» **WRITTEN EXERCISE**:
Every record that follows must be duplicated exactly, with images left out.

## begin DATA FOR PROCESSING

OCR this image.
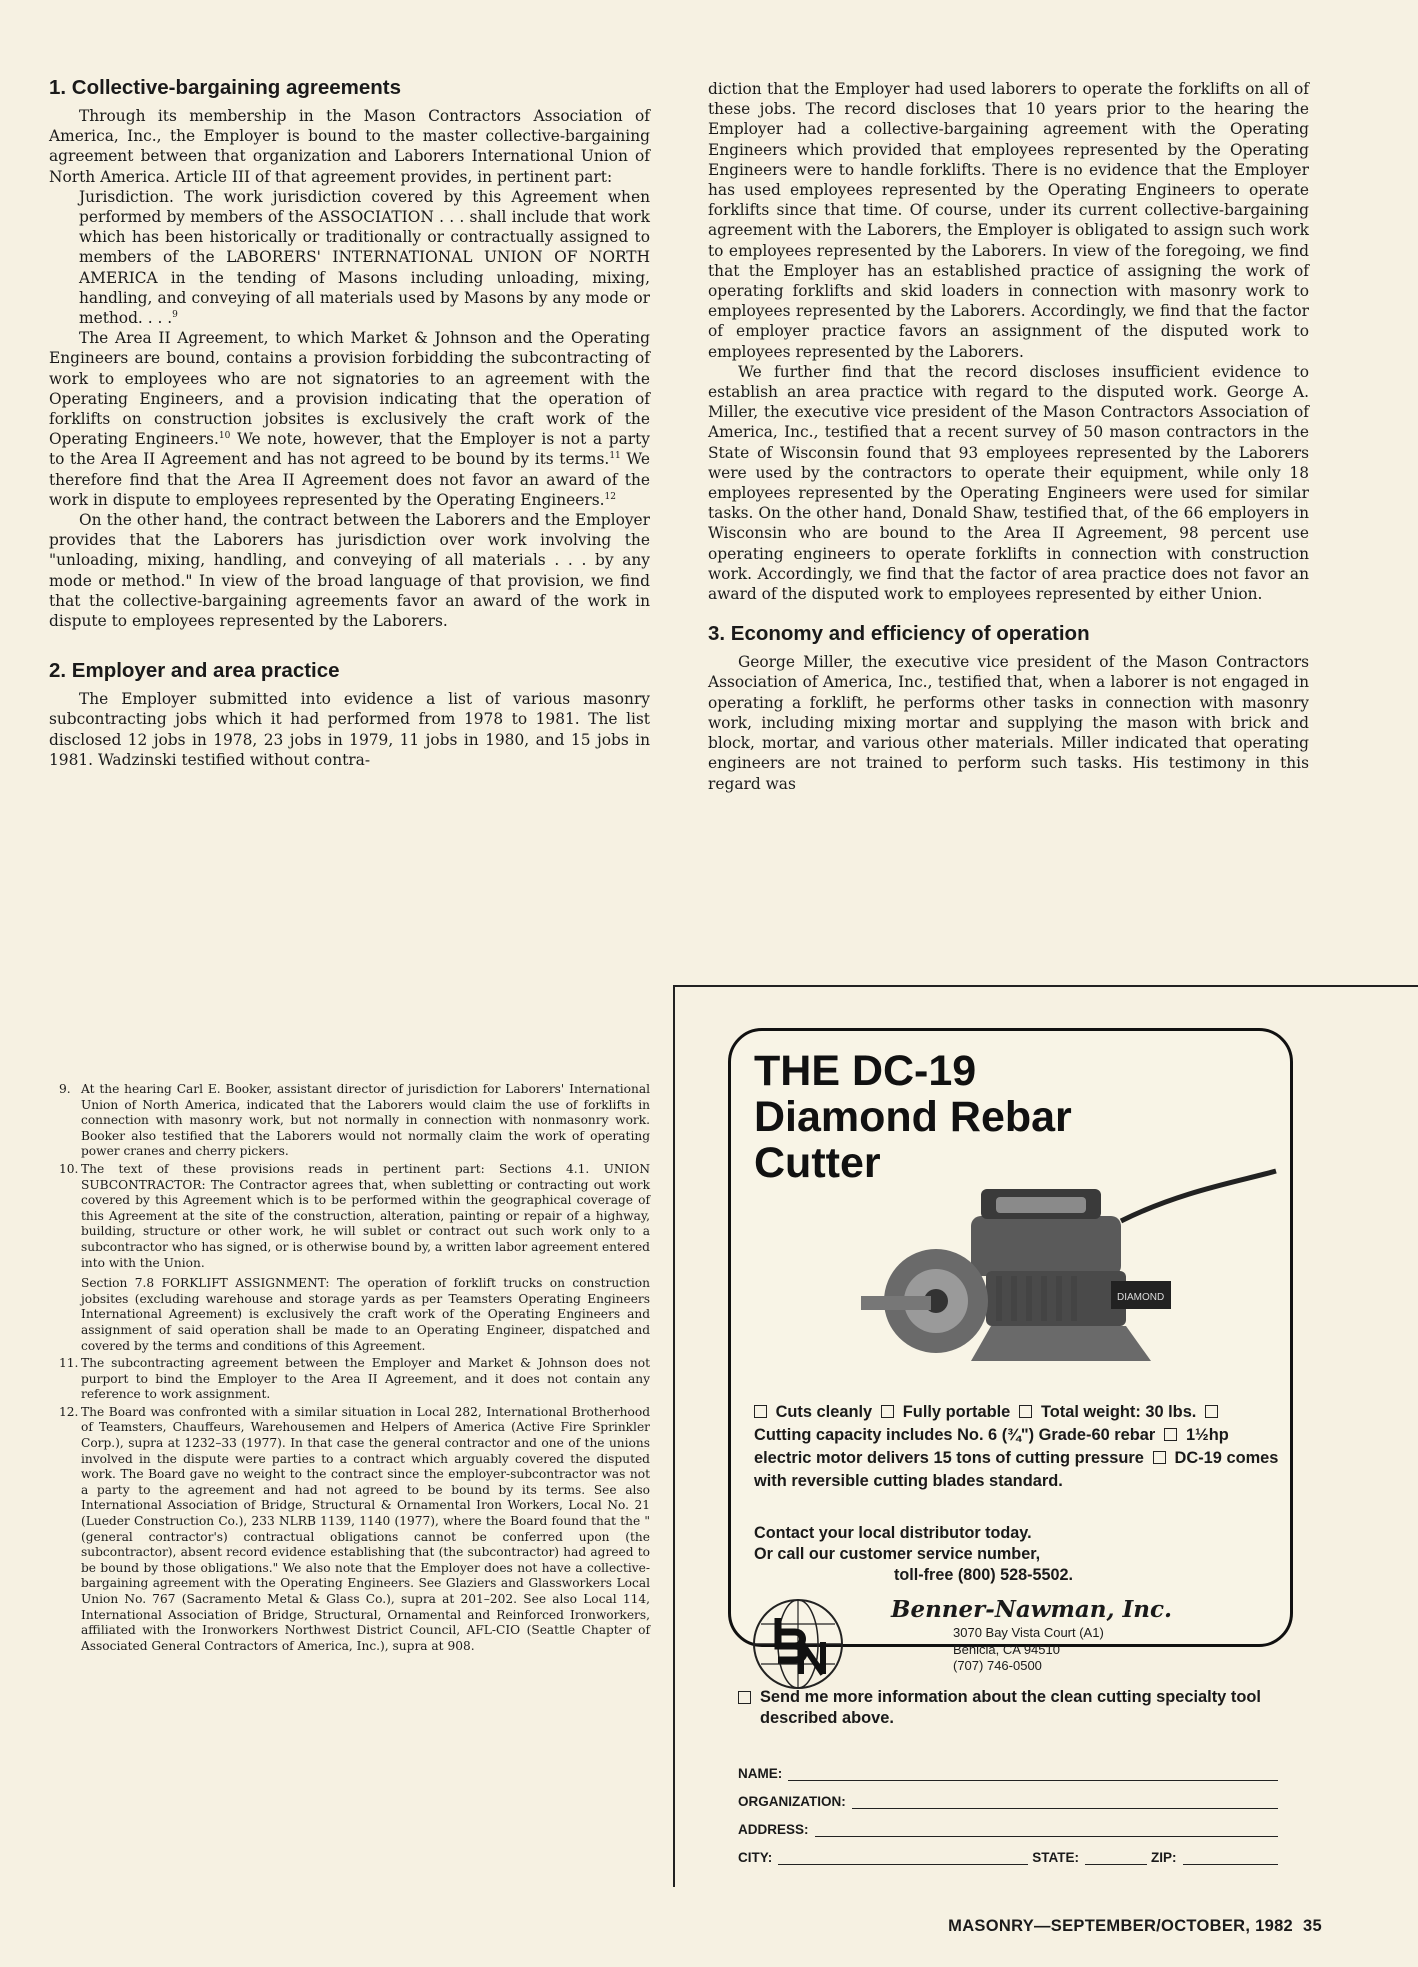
1. Collective-bargaining agreements

Through its membership in the Mason Contractors Association of America, Inc., the Employer is bound to the master collective-bargaining agreement between that organization and Laborers International Union of North America. Article III of that agreement provides, in pertinent part:

Jurisdiction. The work jurisdiction covered by this Agreement when performed by members of the ASSOCIATION . . . shall include that work which has been historically or traditionally or contractually assigned to members of the LABORERS' INTERNATIONAL UNION OF NORTH AMERICA in the tending of Masons including unloading, mixing, handling, and conveying of all materials used by Masons by any mode or method. . . .$^9$

The Area II Agreement, to which Market & Johnson and the Operating Engineers are bound, contains a provision forbidding the subcontracting of work to employees who are not signatories to an agreement with the Operating Engineers, and a provision indicating that the operation of forklifts on construction jobsites is exclusively the craft work of the Operating Engineers.$^{10}$ We note, however, that the Employer is not a party to the Area II Agreement and has not agreed to be bound by its terms.$^{11}$ We therefore find that the Area II Agreement does not favor an award of the work in dispute to employees represented by the Operating Engineers.$^{12}$

On the other hand, the contract between the Laborers and the Employer provides that the Laborers has jurisdiction over work involving the "unloading, mixing, handling, and conveying of all materials . . . by any mode or method." In view of the broad language of that provision, we find that the collective-bargaining agreements favor an award of the work in dispute to employees represented by the Laborers.

2. Employer and area practice

The Employer submitted into evidence a list of various masonry subcontracting jobs which it had performed from 1978 to 1981. The list disclosed 12 jobs in 1978, 23 jobs in 1979, 11 jobs in 1980, and 15 jobs in 1981. Wadzinski testified without contra-

diction that the Employer had used laborers to operate the forklifts on all of these jobs. The record discloses that 10 years prior to the hearing the Employer had a collective-bargaining agreement with the Operating Engineers which provided that employees represented by the Operating Engineers were to handle forklifts. There is no evidence that the Employer has used employees represented by the Operating Engineers to operate forklifts since that time. Of course, under its current collective-bargaining agreement with the Laborers, the Employer is obligated to assign such work to employees represented by the Laborers. In view of the foregoing, we find that the Employer has an established practice of assigning the work of operating forklifts and skid loaders in connection with masonry work to employees represented by the Laborers. Accordingly, we find that the factor of employer practice favors an assignment of the disputed work to employees represented by the Laborers.

We further find that the record discloses insufficient evidence to establish an area practice with regard to the disputed work. George A. Miller, the executive vice president of the Mason Contractors Association of America, Inc., testified that a recent survey of 50 mason contractors in the State of Wisconsin found that 93 employees represented by the Laborers were used by the contractors to operate their equipment, while only 18 employees represented by the Operating Engineers were used for similar tasks. On the other hand, Donald Shaw, testified that, of the 66 employers in Wisconsin who are bound to the Area II Agreement, 98 percent use operating engineers to operate forklifts in connection with construction work. Accordingly, we find that the factor of area practice does not favor an award of the disputed work to employees represented by either Union.

3. Economy and efficiency of operation

George Miller, the executive vice president of the Mason Contractors Association of America, Inc., testified that, when a laborer is not engaged in operating a forklift, he performs other tasks in connection with masonry work, including mixing mortar and supplying the mason with brick and block, mortar, and various other materials. Miller indicated that operating engineers are not trained to perform such tasks. His testimony in this regard was

9. At the hearing Carl E. Booker, assistant director of jurisdiction for Laborers' International Union of North America, indicated that the Laborers would claim the use of forklifts in connection with masonry work, but not normally in connection with nonmasonry work. Booker also testified that the Laborers would not normally claim the work of operating power cranes and cherry pickers.
10. The text of these provisions reads in pertinent part: Sections 4.1. UNION SUBCONTRACTOR: The Contractor agrees that, when subletting or contracting out work covered by this Agreement which is to be performed within the geographical coverage of this Agreement at the site of the construction, alteration, painting or repair of a highway, building, structure or other work, he will sublet or contract out such work only to a subcontractor who has signed, or is otherwise bound by, a written labor agreement entered into with the Union.

Section 7.8 FORKLIFT ASSIGNMENT: The operation of forklift trucks on construction jobsites (excluding warehouse and storage yards as per Teamsters Operating Engineers International Agreement) is exclusively the craft work of the Operating Engineers and assignment of said operation shall be made to an Operating Engineer, dispatched and covered by the terms and conditions of this Agreement.

11. The subcontracting agreement between the Employer and Market & Johnson does not purport to bind the Employer to the Area II Agreement, and it does not contain any reference to work assignment.
12. The Board was confronted with a similar situation in Local 282, International Brotherhood of Teamsters, Chauffeurs, Warehousemen and Helpers of America (Active Fire Sprinkler Corp.), supra at 1232–33 (1977). In that case the general contractor and one of the unions involved in the dispute were parties to a contract which arguably covered the disputed work. The Board gave no weight to the contract since the employer-subcontractor was not a party to the agreement and had not agreed to be bound by its terms. See also International Association of Bridge, Structural & Ornamental Iron Workers, Local No. 21 (Lueder Construction Co.), 233 NLRB 1139, 1140 (1977), where the Board found that the "(general contractor's) contractual obligations cannot be conferred upon (the subcontractor), absent record evidence establishing that (the subcontractor) had agreed to be bound by those obligations." We also note that the Employer does not have a collective-bargaining agreement with the Operating Engineers. See Glaziers and Glassworkers Local Union No. 767 (Sacramento Metal & Glass Co.), supra at 201–202. See also Local 114, International Association of Bridge, Structural, Ornamental and Reinforced Ironworkers, affiliated with the Ironworkers Northwest District Council, AFL-CIO (Seattle Chapter of Associated General Contractors of America, Inc.), supra at 908.
THE DC-19
Diamond Rebar
Cutter
DIAMOND
Cuts cleanly Fully portable Total weight: 30 lbs.   Cutting capacity includes No. 6 (¾") Grade-60 rebar 1½hp electric motor delivers 15 tons of cutting pressure DC-19 comes with reversible cutting blades standard.
Contact your local distributor today.
Or call our customer service number,
toll-free (800) 528-5502.
Benner-Nawman, Inc.
3070 Bay Vista Court (A1)
Benicia, CA 94510
(707) 746-0500
Send me more information about the clean cutting specialty tool described above.
NAME:
ORGANIZATION:
ADDRESS:
CITY:	STATE:	ZIP:
MASONRY—SEPTEMBER/OCTOBER, 1982 35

## end DATA FOR PROCESSING

» **RESULT OF THE EXERCISE**:
OCR this image.
1. Collective-bargaining agreements

Through its membership in the Mason Contractors Association of America, Inc., the Employer is bound to the master collective-bargaining agreement between that organization and Laborers International Union of North America. Article III of that agreement provides, in pertinent part:

Jurisdiction. The work jurisdiction covered by this Agreement when performed by members of the ASSOCIATION . . . shall include that work which has been historically or traditionally or contractually assigned to members of the LABORERS' INTERNATIONAL UNION OF NORTH AMERICA in the tending of Masons including unloading, mixing, handling, and conveying of all materials used by Masons by any mode or method. . . .$^9$

The Area II Agreement, to which Market & Johnson and the Operating Engineers are bound, contains a provision forbidding the subcontracting of work to employees who are not signatories to an agreement with the Operating Engineers, and a provision indicating that the operation of forklifts on construction jobsites is exclusively the craft work of the Operating Engineers.$^{10}$ We note, however, that the Employer is not a party to the Area II Agreement and has not agreed to be bound by its terms.$^{11}$ We therefore find that the Area II Agreement does not favor an award of the work in dispute to employees represented by the Operating Engineers.$^{12}$

On the other hand, the contract between the Laborers and the Employer provides that the Laborers has jurisdiction over work involving the "unloading, mixing, handling, and conveying of all materials . . . by any mode or method." In view of the broad language of that provision, we find that the collective-bargaining agreements favor an award of the work in dispute to employees represented by the Laborers.

2. Employer and area practice

The Employer submitted into evidence a list of various masonry subcontracting jobs which it had performed from 1978 to 1981. The list disclosed 12 jobs in 1978, 23 jobs in 1979, 11 jobs in 1980, and 15 jobs in 1981. Wadzinski testified without contra-

diction that the Employer had used laborers to operate the forklifts on all of these jobs. The record discloses that 10 years prior to the hearing the Employer had a collective-bargaining agreement with the Operating Engineers which provided that employees represented by the Operating Engineers were to handle forklifts. There is no evidence that the Employer has used employees represented by the Operating Engineers to operate forklifts since that time. Of course, under its current collective-bargaining agreement with the Laborers, the Employer is obligated to assign such work to employees represented by the Laborers. In view of the foregoing, we find that the Employer has an established practice of assigning the work of operating forklifts and skid loaders in connection with masonry work to employees represented by the Laborers. Accordingly, we find that the factor of employer practice favors an assignment of the disputed work to employees represented by the Laborers.

We further find that the record discloses insufficient evidence to establish an area practice with regard to the disputed work. George A. Miller, the executive vice president of the Mason Contractors Association of America, Inc., testified that a recent survey of 50 mason contractors in the State of Wisconsin found that 93 employees represented by the Laborers were used by the contractors to operate their equipment, while only 18 employees represented by the Operating Engineers were used for similar tasks. On the other hand, Donald Shaw, testified that, of the 66 employers in Wisconsin who are bound to the Area II Agreement, 98 percent use operating engineers to operate forklifts in connection with construction work. Accordingly, we find that the factor of area practice does not favor an award of the disputed work to employees represented by either Union.

3. Economy and efficiency of operation

George Miller, the executive vice president of the Mason Contractors Association of America, Inc., testified that, when a laborer is not engaged in operating a forklift, he performs other tasks in connection with masonry work, including mixing mortar and supplying the mason with brick and block, mortar, and various other materials. Miller indicated that operating engineers are not trained to perform such tasks. His testimony in this regard was

9. At the hearing Carl E. Booker, assistant director of jurisdiction for Laborers' International Union of North America, indicated that the Laborers would claim the use of forklifts in connection with masonry work, but not normally in connection with nonmasonry work. Booker also testified that the Laborers would not normally claim the work of operating power cranes and cherry pickers.
10. The text of these provisions reads in pertinent part: Sections 4.1. UNION SUBCONTRACTOR: The Contractor agrees that, when subletting or contracting out work covered by this Agreement which is to be performed within the geographical coverage of this Agreement at the site of the construction, alteration, painting or repair of a highway, building, structure or other work, he will sublet or contract out such work only to a subcontractor who has signed, or is otherwise bound by, a written labor agreement entered into with the Union.

Section 7.8 FORKLIFT ASSIGNMENT: The operation of forklift trucks on construction jobsites (excluding warehouse and storage yards as per Teamsters Operating Engineers International Agreement) is exclusively the craft work of the Operating Engineers and assignment of said operation shall be made to an Operating Engineer, dispatched and covered by the terms and conditions of this Agreement.

11. The subcontracting agreement between the Employer and Market & Johnson does not purport to bind the Employer to the Area II Agreement, and it does not contain any reference to work assignment.
12. The Board was confronted with a similar situation in Local 282, International Brotherhood of Teamsters, Chauffeurs, Warehousemen and Helpers of America (Active Fire Sprinkler Corp.), supra at 1232–33 (1977). In that case the general contractor and one of the unions involved in the dispute were parties to a contract which arguably covered the disputed work. The Board gave no weight to the contract since the employer-subcontractor was not a party to the agreement and had not agreed to be bound by its terms. See also International Association of Bridge, Structural & Ornamental Iron Workers, Local No. 21 (Lueder Construction Co.), 233 NLRB 1139, 1140 (1977), where the Board found that the "(general contractor's) contractual obligations cannot be conferred upon (the subcontractor), absent record evidence establishing that (the subcontractor) had agreed to be bound by those obligations." We also note that the Employer does not have a collective-bargaining agreement with the Operating Engineers. See Glaziers and Glassworkers Local Union No. 767 (Sacramento Metal & Glass Co.), supra at 201–202. See also Local 114, International Association of Bridge, Structural, Ornamental and Reinforced Ironworkers, affiliated with the Ironworkers Northwest District Council, AFL-CIO (Seattle Chapter of Associated General Contractors of America, Inc.), supra at 908.
THE DC-19
Diamond Rebar
Cutter
DIAMOND
Cuts cleanly Fully portable Total weight: 30 lbs.   Cutting capacity includes No. 6 (¾") Grade-60 rebar 1½hp electric motor delivers 15 tons of cutting pressure DC-19 comes with reversible cutting blades standard.
Contact your local distributor today.
Or call our customer service number,
toll-free (800) 528-5502.
Benner-Nawman, Inc.
3070 Bay Vista Court (A1)
Benicia, CA 94510
(707) 746-0500
Send me more information about the clean cutting specialty tool described above.
NAME:
ORGANIZATION:
ADDRESS:
CITY:	STATE:	ZIP:
MASONRY—SEPTEMBER/OCTOBER, 1982 35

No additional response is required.